Excerpts from a figure dataset
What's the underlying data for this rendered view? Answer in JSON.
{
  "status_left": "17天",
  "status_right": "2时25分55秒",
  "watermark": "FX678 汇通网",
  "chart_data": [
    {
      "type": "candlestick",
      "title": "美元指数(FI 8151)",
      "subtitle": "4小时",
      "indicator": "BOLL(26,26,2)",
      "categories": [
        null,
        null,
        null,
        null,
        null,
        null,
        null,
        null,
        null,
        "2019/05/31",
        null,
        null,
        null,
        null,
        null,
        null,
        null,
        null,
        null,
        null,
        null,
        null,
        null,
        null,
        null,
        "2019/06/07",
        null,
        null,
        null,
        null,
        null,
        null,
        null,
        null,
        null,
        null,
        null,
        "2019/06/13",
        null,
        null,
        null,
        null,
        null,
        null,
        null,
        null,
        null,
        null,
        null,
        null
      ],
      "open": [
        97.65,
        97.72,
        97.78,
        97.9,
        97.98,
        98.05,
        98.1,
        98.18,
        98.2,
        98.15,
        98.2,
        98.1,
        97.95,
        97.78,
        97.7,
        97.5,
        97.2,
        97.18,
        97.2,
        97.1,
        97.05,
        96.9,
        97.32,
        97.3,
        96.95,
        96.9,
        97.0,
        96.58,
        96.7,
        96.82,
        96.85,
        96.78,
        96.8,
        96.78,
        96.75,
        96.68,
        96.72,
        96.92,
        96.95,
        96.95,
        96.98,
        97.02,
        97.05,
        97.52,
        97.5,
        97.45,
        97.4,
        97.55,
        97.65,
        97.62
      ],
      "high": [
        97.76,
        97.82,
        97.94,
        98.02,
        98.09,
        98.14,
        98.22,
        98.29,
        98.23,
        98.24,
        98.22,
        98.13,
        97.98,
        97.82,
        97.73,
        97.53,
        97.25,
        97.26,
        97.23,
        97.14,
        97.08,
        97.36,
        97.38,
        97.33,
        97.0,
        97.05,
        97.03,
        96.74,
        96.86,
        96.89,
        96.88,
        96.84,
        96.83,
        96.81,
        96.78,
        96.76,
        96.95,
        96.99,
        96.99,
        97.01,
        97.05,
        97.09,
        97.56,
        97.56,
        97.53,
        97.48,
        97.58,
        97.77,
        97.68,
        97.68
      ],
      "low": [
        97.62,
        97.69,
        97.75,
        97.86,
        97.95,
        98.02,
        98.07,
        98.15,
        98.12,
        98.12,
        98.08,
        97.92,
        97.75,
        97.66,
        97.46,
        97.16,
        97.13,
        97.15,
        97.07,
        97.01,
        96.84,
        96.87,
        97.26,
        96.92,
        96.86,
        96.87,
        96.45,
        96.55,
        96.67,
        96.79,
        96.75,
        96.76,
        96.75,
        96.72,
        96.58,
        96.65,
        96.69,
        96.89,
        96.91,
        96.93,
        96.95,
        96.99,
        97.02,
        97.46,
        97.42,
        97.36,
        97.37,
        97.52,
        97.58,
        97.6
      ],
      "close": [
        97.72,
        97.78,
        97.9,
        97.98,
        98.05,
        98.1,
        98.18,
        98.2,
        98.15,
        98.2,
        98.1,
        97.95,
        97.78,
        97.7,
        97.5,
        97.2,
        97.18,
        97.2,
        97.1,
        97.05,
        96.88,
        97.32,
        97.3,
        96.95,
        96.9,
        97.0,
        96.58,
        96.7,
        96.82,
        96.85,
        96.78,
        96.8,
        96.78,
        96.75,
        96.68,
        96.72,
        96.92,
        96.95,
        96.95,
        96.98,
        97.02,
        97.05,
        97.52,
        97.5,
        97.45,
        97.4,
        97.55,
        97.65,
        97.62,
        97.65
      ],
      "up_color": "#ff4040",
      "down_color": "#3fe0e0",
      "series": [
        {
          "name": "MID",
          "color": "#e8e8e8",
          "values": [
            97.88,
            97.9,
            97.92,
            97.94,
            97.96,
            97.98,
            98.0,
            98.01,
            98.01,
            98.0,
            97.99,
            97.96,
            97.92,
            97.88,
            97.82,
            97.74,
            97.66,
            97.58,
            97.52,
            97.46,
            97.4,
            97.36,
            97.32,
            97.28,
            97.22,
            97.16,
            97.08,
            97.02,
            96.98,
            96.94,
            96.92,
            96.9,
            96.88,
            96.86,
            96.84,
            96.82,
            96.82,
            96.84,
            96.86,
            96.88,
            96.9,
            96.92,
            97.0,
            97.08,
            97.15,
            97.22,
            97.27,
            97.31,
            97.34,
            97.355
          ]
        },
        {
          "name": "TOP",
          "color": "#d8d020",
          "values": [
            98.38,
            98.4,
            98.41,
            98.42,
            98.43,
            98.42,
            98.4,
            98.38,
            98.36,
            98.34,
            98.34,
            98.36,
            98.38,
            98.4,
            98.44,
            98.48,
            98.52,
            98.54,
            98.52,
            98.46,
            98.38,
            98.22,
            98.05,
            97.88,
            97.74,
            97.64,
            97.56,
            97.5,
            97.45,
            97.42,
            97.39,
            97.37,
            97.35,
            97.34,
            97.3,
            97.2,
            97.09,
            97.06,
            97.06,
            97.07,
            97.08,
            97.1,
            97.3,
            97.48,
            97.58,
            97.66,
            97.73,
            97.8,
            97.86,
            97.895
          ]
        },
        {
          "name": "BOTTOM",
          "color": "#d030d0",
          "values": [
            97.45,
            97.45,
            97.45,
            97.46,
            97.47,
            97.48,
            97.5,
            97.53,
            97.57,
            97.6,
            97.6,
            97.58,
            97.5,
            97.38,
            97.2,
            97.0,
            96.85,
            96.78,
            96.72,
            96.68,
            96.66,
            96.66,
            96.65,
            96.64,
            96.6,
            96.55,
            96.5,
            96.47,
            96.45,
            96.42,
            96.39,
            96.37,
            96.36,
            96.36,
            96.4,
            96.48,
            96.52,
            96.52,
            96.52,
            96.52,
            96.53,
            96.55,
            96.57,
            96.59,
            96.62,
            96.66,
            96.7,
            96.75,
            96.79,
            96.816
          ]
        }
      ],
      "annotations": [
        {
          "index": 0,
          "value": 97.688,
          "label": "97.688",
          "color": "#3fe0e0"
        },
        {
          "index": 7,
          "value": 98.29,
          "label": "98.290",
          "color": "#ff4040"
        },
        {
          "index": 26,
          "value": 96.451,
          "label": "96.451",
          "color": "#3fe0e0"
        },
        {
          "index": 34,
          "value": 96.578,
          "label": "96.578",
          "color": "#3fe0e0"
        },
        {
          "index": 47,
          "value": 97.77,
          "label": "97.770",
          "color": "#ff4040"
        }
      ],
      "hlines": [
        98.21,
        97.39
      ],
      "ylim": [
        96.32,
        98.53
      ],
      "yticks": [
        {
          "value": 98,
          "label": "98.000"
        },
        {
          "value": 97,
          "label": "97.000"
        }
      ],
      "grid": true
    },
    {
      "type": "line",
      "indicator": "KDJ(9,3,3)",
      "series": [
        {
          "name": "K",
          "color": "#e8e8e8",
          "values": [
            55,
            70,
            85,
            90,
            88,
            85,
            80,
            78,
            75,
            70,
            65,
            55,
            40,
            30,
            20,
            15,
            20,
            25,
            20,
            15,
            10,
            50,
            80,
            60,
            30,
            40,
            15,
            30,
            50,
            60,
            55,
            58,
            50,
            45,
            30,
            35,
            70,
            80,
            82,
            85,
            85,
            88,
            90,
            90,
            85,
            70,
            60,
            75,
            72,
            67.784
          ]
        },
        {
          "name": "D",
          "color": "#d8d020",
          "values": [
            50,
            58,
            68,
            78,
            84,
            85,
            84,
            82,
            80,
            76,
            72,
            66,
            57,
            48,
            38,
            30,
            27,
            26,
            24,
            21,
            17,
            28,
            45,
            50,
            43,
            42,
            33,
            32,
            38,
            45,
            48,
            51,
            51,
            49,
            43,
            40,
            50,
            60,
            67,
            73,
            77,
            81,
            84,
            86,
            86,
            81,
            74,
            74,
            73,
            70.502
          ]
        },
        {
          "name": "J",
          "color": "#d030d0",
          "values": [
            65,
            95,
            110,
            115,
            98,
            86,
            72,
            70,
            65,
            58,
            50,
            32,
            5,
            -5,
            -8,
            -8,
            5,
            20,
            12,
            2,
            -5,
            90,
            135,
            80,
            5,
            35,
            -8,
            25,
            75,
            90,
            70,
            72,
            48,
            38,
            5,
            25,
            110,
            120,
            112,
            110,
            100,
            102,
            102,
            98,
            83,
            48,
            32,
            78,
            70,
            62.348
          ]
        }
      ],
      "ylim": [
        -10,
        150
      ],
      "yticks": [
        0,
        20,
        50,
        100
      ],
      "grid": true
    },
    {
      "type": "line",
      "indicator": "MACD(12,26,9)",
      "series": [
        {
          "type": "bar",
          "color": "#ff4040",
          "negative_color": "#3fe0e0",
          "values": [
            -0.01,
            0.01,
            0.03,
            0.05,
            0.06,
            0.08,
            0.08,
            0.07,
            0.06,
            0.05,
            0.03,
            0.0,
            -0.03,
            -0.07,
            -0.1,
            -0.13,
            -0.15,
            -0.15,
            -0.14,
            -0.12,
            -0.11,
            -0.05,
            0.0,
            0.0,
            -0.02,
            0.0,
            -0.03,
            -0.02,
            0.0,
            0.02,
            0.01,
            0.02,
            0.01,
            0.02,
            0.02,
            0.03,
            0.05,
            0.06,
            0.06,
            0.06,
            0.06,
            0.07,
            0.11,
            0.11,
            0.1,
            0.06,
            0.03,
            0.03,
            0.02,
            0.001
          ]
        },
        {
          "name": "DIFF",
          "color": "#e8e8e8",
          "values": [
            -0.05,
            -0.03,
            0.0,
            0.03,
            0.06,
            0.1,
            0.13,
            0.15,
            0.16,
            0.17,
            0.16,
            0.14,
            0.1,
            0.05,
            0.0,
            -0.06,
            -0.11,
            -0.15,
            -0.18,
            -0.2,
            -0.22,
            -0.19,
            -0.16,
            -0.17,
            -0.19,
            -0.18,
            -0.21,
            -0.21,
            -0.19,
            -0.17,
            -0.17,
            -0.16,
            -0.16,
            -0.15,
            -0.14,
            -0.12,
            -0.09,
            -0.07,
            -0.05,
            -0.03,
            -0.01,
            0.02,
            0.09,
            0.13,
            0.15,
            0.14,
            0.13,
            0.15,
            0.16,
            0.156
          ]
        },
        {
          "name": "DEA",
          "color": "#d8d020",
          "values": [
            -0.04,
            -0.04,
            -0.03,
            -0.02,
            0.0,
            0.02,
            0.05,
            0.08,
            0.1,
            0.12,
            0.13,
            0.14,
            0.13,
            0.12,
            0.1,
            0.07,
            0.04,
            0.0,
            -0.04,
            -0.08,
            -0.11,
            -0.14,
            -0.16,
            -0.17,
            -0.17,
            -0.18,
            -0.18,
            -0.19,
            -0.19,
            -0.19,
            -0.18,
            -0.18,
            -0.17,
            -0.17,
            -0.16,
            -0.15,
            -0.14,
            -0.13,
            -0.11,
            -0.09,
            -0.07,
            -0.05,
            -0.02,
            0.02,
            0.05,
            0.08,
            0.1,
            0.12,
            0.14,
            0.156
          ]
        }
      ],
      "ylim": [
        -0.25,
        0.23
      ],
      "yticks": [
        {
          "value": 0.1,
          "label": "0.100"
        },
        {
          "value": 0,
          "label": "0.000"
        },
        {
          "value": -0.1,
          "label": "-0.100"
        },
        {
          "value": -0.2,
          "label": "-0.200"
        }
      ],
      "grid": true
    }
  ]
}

• Exercise requirements: Go through the listing above and list every line that has the word "label".

• Finished exercise:
          "label": "97.688",
          "label": "98.290",
          "label": "96.451",
          "label": "96.578",
          "label": "97.770",
          "label": "98.000"
          "label": "97.000"
          "label": "0.100"
          "label": "0.000"
          "label": "-0.100"
          "label": "-0.200"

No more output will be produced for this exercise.